WHAT IS BEING ASKED
For this exercise, repeat all of the material verbatim apart from its images.

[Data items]
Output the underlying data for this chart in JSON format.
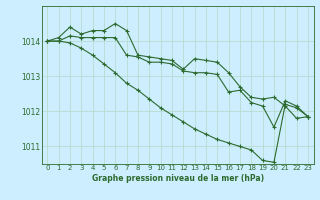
{
  "background_color": "#cceeff",
  "grid_color": "#b8ddd0",
  "line_color": "#2d6a2d",
  "title": "Graphe pression niveau de la mer (hPa)",
  "xlim": [
    -0.5,
    23.5
  ],
  "ylim": [
    1010.5,
    1015.0
  ],
  "yticks": [
    1011,
    1012,
    1013,
    1014
  ],
  "xticks": [
    0,
    1,
    2,
    3,
    4,
    5,
    6,
    7,
    8,
    9,
    10,
    11,
    12,
    13,
    14,
    15,
    16,
    17,
    18,
    19,
    20,
    21,
    22,
    23
  ],
  "series": [
    {
      "x": [
        0,
        1,
        2,
        3,
        4,
        5,
        6,
        7,
        8,
        9,
        10,
        11,
        12,
        13,
        14,
        15,
        16,
        17,
        18,
        19,
        20,
        21,
        22,
        23
      ],
      "y": [
        1014.0,
        1014.1,
        1014.4,
        1014.2,
        1014.3,
        1014.3,
        1014.5,
        1014.3,
        1013.6,
        1013.55,
        1013.5,
        1013.45,
        1013.2,
        1013.5,
        1013.45,
        1013.4,
        1013.1,
        1012.7,
        1012.4,
        1012.35,
        1012.4,
        1012.15,
        1011.8,
        1011.85
      ]
    },
    {
      "x": [
        0,
        1,
        2,
        3,
        4,
        5,
        6,
        7,
        8,
        9,
        10,
        11,
        12,
        13,
        14,
        15,
        16,
        17,
        18,
        19,
        20,
        21,
        22,
        23
      ],
      "y": [
        1014.0,
        1014.0,
        1014.15,
        1014.1,
        1014.1,
        1014.1,
        1014.1,
        1013.6,
        1013.55,
        1013.4,
        1013.4,
        1013.35,
        1013.15,
        1013.1,
        1013.1,
        1013.05,
        1012.55,
        1012.6,
        1012.25,
        1012.15,
        1011.55,
        1012.3,
        1012.15,
        1011.85
      ]
    },
    {
      "x": [
        0,
        1,
        2,
        3,
        4,
        5,
        6,
        7,
        8,
        9,
        10,
        11,
        12,
        13,
        14,
        15,
        16,
        17,
        18,
        19,
        20,
        21,
        22,
        23
      ],
      "y": [
        1014.0,
        1014.0,
        1013.95,
        1013.8,
        1013.6,
        1013.35,
        1013.1,
        1012.8,
        1012.6,
        1012.35,
        1012.1,
        1011.9,
        1011.7,
        1011.5,
        1011.35,
        1011.2,
        1011.1,
        1011.0,
        1010.9,
        1010.6,
        1010.55,
        1012.2,
        1012.1,
        1011.85
      ]
    }
  ],
  "xlabel_fontsize": 5.5,
  "tick_fontsize": 5.0,
  "ytick_fontsize": 5.5,
  "linewidth": 0.8,
  "markersize": 3.0,
  "markeredgewidth": 0.8
}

RESPONSE TO THIS EXERCISE
Output the underlying data for this chart in JSON format.
{
  "background_color": "#cceeff",
  "grid_color": "#b8ddd0",
  "line_color": "#2d6a2d",
  "title": "Graphe pression niveau de la mer (hPa)",
  "xlim": [
    -0.5,
    23.5
  ],
  "ylim": [
    1010.5,
    1015.0
  ],
  "yticks": [
    1011,
    1012,
    1013,
    1014
  ],
  "xticks": [
    0,
    1,
    2,
    3,
    4,
    5,
    6,
    7,
    8,
    9,
    10,
    11,
    12,
    13,
    14,
    15,
    16,
    17,
    18,
    19,
    20,
    21,
    22,
    23
  ],
  "series": [
    {
      "x": [
        0,
        1,
        2,
        3,
        4,
        5,
        6,
        7,
        8,
        9,
        10,
        11,
        12,
        13,
        14,
        15,
        16,
        17,
        18,
        19,
        20,
        21,
        22,
        23
      ],
      "y": [
        1014.0,
        1014.1,
        1014.4,
        1014.2,
        1014.3,
        1014.3,
        1014.5,
        1014.3,
        1013.6,
        1013.55,
        1013.5,
        1013.45,
        1013.2,
        1013.5,
        1013.45,
        1013.4,
        1013.1,
        1012.7,
        1012.4,
        1012.35,
        1012.4,
        1012.15,
        1011.8,
        1011.85
      ]
    },
    {
      "x": [
        0,
        1,
        2,
        3,
        4,
        5,
        6,
        7,
        8,
        9,
        10,
        11,
        12,
        13,
        14,
        15,
        16,
        17,
        18,
        19,
        20,
        21,
        22,
        23
      ],
      "y": [
        1014.0,
        1014.0,
        1014.15,
        1014.1,
        1014.1,
        1014.1,
        1014.1,
        1013.6,
        1013.55,
        1013.4,
        1013.4,
        1013.35,
        1013.15,
        1013.1,
        1013.1,
        1013.05,
        1012.55,
        1012.6,
        1012.25,
        1012.15,
        1011.55,
        1012.3,
        1012.15,
        1011.85
      ]
    },
    {
      "x": [
        0,
        1,
        2,
        3,
        4,
        5,
        6,
        7,
        8,
        9,
        10,
        11,
        12,
        13,
        14,
        15,
        16,
        17,
        18,
        19,
        20,
        21,
        22,
        23
      ],
      "y": [
        1014.0,
        1014.0,
        1013.95,
        1013.8,
        1013.6,
        1013.35,
        1013.1,
        1012.8,
        1012.6,
        1012.35,
        1012.1,
        1011.9,
        1011.7,
        1011.5,
        1011.35,
        1011.2,
        1011.1,
        1011.0,
        1010.9,
        1010.6,
        1010.55,
        1012.2,
        1012.1,
        1011.85
      ]
    }
  ],
  "xlabel_fontsize": 5.5,
  "tick_fontsize": 5.0,
  "ytick_fontsize": 5.5,
  "linewidth": 0.8,
  "markersize": 3.0,
  "markeredgewidth": 0.8
}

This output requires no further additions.